--- DATASET ENTRIES ---
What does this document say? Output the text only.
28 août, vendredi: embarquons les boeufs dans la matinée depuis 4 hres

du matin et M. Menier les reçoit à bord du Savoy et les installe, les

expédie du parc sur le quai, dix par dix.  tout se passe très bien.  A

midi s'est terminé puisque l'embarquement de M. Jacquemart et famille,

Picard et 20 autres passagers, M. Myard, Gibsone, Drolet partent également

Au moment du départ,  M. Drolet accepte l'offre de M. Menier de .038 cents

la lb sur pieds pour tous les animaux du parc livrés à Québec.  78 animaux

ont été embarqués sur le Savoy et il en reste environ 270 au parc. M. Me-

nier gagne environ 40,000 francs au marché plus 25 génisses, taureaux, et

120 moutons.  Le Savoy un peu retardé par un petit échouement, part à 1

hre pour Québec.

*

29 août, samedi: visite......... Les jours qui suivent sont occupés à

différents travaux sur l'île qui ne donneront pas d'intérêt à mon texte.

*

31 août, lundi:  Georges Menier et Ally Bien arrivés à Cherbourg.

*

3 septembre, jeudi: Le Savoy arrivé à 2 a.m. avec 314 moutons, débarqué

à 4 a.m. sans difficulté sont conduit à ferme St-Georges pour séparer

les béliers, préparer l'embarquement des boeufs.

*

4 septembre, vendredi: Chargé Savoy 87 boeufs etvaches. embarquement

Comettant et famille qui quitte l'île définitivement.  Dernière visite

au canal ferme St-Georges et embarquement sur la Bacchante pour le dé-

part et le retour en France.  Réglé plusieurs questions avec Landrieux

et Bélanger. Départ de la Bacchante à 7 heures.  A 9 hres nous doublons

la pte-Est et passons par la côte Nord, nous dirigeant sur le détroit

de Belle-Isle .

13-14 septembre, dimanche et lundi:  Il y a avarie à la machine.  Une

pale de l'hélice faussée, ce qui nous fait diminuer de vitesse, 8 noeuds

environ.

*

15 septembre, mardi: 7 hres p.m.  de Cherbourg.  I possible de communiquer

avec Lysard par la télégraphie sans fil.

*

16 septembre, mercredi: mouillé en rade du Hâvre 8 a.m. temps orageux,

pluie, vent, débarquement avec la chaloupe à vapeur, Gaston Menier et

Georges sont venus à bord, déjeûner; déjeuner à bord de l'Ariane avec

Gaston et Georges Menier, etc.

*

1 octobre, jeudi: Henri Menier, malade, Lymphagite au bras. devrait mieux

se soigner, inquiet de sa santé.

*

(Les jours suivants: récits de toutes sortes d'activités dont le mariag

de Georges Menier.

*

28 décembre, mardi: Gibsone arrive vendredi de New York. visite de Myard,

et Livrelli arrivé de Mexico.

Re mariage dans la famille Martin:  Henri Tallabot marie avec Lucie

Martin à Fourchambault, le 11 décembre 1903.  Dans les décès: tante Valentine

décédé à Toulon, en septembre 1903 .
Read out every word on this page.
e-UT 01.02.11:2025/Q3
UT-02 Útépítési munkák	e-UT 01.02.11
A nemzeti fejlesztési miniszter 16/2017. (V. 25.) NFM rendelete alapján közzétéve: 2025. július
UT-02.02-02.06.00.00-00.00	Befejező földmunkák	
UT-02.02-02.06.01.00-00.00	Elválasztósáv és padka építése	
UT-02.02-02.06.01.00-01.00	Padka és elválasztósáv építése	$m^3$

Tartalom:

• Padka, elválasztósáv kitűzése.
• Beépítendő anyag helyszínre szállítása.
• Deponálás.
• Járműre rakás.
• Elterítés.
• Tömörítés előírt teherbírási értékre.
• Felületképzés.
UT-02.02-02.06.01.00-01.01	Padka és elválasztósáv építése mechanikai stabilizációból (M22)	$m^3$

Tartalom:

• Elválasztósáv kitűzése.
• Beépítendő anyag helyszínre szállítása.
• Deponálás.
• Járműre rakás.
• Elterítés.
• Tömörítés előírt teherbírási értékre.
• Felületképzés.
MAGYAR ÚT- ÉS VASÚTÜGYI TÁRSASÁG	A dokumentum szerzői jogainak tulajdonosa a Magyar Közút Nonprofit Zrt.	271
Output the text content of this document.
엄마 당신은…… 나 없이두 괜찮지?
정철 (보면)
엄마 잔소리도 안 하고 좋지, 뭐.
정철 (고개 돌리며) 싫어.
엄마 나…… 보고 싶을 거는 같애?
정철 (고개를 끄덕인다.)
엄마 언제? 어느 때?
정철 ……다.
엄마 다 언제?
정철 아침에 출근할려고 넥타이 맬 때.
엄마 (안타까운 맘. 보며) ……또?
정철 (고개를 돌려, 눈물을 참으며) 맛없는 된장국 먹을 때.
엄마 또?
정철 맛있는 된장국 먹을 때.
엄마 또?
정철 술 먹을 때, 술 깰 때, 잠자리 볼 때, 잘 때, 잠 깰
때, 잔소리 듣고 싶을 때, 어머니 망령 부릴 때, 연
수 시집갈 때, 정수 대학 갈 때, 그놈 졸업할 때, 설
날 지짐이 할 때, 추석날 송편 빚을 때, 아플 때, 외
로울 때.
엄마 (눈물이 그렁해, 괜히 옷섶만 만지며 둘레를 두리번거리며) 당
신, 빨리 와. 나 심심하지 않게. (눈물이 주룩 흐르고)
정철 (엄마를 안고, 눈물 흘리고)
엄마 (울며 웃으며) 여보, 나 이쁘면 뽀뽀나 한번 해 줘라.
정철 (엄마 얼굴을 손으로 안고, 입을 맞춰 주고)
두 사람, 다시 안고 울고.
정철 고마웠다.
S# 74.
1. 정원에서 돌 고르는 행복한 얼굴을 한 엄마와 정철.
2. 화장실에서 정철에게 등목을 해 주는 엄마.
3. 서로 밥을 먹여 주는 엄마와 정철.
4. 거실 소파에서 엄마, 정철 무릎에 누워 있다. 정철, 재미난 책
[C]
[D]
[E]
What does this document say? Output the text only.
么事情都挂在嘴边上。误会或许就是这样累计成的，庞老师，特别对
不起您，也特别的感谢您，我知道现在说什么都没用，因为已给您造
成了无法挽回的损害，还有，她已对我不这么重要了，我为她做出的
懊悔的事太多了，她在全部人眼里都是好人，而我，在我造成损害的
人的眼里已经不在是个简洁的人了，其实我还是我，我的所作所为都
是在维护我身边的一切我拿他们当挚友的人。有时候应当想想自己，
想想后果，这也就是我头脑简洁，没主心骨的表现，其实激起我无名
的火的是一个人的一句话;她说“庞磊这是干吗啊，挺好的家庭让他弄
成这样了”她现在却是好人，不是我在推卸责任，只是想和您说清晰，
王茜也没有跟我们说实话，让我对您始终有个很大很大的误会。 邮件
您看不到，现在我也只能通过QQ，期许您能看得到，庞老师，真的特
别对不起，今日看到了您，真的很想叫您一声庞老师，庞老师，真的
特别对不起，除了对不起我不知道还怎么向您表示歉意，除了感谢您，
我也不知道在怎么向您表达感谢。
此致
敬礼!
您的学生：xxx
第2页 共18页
---
__THE REQUEST__
Make an exact copy of the listing, including every line.

__CORRECT ANSWER__
What does this document say? Output the text only.
28 août, vendredi: embarquons les boeufs dans la matinée depuis 4 hres

du matin et M. Menier les reçoit à bord du Savoy et les installe, les

expédie du parc sur le quai, dix par dix.  tout se passe très bien.  A

midi s'est terminé puisque l'embarquement de M. Jacquemart et famille,

Picard et 20 autres passagers, M. Myard, Gibsone, Drolet partent également

Au moment du départ,  M. Drolet accepte l'offre de M. Menier de .038 cents

la lb sur pieds pour tous les animaux du parc livrés à Québec.  78 animaux

ont été embarqués sur le Savoy et il en reste environ 270 au parc. M. Me-

nier gagne environ 40,000 francs au marché plus 25 génisses, taureaux, et

120 moutons.  Le Savoy un peu retardé par un petit échouement, part à 1

hre pour Québec.

*

29 août, samedi: visite......... Les jours qui suivent sont occupés à

différents travaux sur l'île qui ne donneront pas d'intérêt à mon texte.

*

31 août, lundi:  Georges Menier et Ally Bien arrivés à Cherbourg.

*

3 septembre, jeudi: Le Savoy arrivé à 2 a.m. avec 314 moutons, débarqué

à 4 a.m. sans difficulté sont conduit à ferme St-Georges pour séparer

les béliers, préparer l'embarquement des boeufs.

*

4 septembre, vendredi: Chargé Savoy 87 boeufs etvaches. embarquement

Comettant et famille qui quitte l'île définitivement.  Dernière visite

au canal ferme St-Georges et embarquement sur la Bacchante pour le dé-

part et le retour en France.  Réglé plusieurs questions avec Landrieux

et Bélanger. Départ de la Bacchante à 7 heures.  A 9 hres nous doublons

la pte-Est et passons par la côte Nord, nous dirigeant sur le détroit

de Belle-Isle .

13-14 septembre, dimanche et lundi:  Il y a avarie à la machine.  Une

pale de l'hélice faussée, ce qui nous fait diminuer de vitesse, 8 noeuds

environ.

*

15 septembre, mardi: 7 hres p.m.  de Cherbourg.  I possible de communiquer

avec Lysard par la télégraphie sans fil.

*

16 septembre, mercredi: mouillé en rade du Hâvre 8 a.m. temps orageux,

pluie, vent, débarquement avec la chaloupe à vapeur, Gaston Menier et

Georges sont venus à bord, déjeûner; déjeuner à bord de l'Ariane avec

Gaston et Georges Menier, etc.

*

1 octobre, jeudi: Henri Menier, malade, Lymphagite au bras. devrait mieux

se soigner, inquiet de sa santé.

*

(Les jours suivants: récits de toutes sortes d'activités dont le mariag

de Georges Menier.

*

28 décembre, mardi: Gibsone arrive vendredi de New York. visite de Myard,

et Livrelli arrivé de Mexico.

Re mariage dans la famille Martin:  Henri Tallabot marie avec Lucie

Martin à Fourchambault, le 11 décembre 1903.  Dans les décès: tante Valentine

décédé à Toulon, en septembre 1903 .
Read out every word on this page.
e-UT 01.02.11:2025/Q3
UT-02 Útépítési munkák	e-UT 01.02.11
A nemzeti fejlesztési miniszter 16/2017. (V. 25.) NFM rendelete alapján közzétéve: 2025. július
UT-02.02-02.06.00.00-00.00	Befejező földmunkák	
UT-02.02-02.06.01.00-00.00	Elválasztósáv és padka építése	
UT-02.02-02.06.01.00-01.00	Padka és elválasztósáv építése	$m^3$

Tartalom:

• Padka, elválasztósáv kitűzése.
• Beépítendő anyag helyszínre szállítása.
• Deponálás.
• Járműre rakás.
• Elterítés.
• Tömörítés előírt teherbírási értékre.
• Felületképzés.
UT-02.02-02.06.01.00-01.01	Padka és elválasztósáv építése mechanikai stabilizációból (M22)	$m^3$

Tartalom:

• Elválasztósáv kitűzése.
• Beépítendő anyag helyszínre szállítása.
• Deponálás.
• Járműre rakás.
• Elterítés.
• Tömörítés előírt teherbírási értékre.
• Felületképzés.
MAGYAR ÚT- ÉS VASÚTÜGYI TÁRSASÁG	A dokumentum szerzői jogainak tulajdonosa a Magyar Közút Nonprofit Zrt.	271
Output the text content of this document.
엄마 당신은…… 나 없이두 괜찮지?
정철 (보면)
엄마 잔소리도 안 하고 좋지, 뭐.
정철 (고개 돌리며) 싫어.
엄마 나…… 보고 싶을 거는 같애?
정철 (고개를 끄덕인다.)
엄마 언제? 어느 때?
정철 ……다.
엄마 다 언제?
정철 아침에 출근할려고 넥타이 맬 때.
엄마 (안타까운 맘. 보며) ……또?
정철 (고개를 돌려, 눈물을 참으며) 맛없는 된장국 먹을 때.
엄마 또?
정철 맛있는 된장국 먹을 때.
엄마 또?
정철 술 먹을 때, 술 깰 때, 잠자리 볼 때, 잘 때, 잠 깰
때, 잔소리 듣고 싶을 때, 어머니 망령 부릴 때, 연
수 시집갈 때, 정수 대학 갈 때, 그놈 졸업할 때, 설
날 지짐이 할 때, 추석날 송편 빚을 때, 아플 때, 외
로울 때.
엄마 (눈물이 그렁해, 괜히 옷섶만 만지며 둘레를 두리번거리며) 당
신, 빨리 와. 나 심심하지 않게. (눈물이 주룩 흐르고)
정철 (엄마를 안고, 눈물 흘리고)
엄마 (울며 웃으며) 여보, 나 이쁘면 뽀뽀나 한번 해 줘라.
정철 (엄마 얼굴을 손으로 안고, 입을 맞춰 주고)
두 사람, 다시 안고 울고.
정철 고마웠다.
S# 74.
1. 정원에서 돌 고르는 행복한 얼굴을 한 엄마와 정철.
2. 화장실에서 정철에게 등목을 해 주는 엄마.
3. 서로 밥을 먹여 주는 엄마와 정철.
4. 거실 소파에서 엄마, 정철 무릎에 누워 있다. 정철, 재미난 책
[C]
[D]
[E]
What does this document say? Output the text only.
么事情都挂在嘴边上。误会或许就是这样累计成的，庞老师，特别对
不起您，也特别的感谢您，我知道现在说什么都没用，因为已给您造
成了无法挽回的损害，还有，她已对我不这么重要了，我为她做出的
懊悔的事太多了，她在全部人眼里都是好人，而我，在我造成损害的
人的眼里已经不在是个简洁的人了，其实我还是我，我的所作所为都
是在维护我身边的一切我拿他们当挚友的人。有时候应当想想自己，
想想后果，这也就是我头脑简洁，没主心骨的表现，其实激起我无名
的火的是一个人的一句话;她说“庞磊这是干吗啊，挺好的家庭让他弄
成这样了”她现在却是好人，不是我在推卸责任，只是想和您说清晰，
王茜也没有跟我们说实话，让我对您始终有个很大很大的误会。 邮件
您看不到，现在我也只能通过QQ，期许您能看得到，庞老师，真的特
别对不起，今日看到了您，真的很想叫您一声庞老师，庞老师，真的
特别对不起，除了对不起我不知道还怎么向您表示歉意，除了感谢您，
我也不知道在怎么向您表达感谢。
此致
敬礼!
您的学生：xxx
第2页 共18页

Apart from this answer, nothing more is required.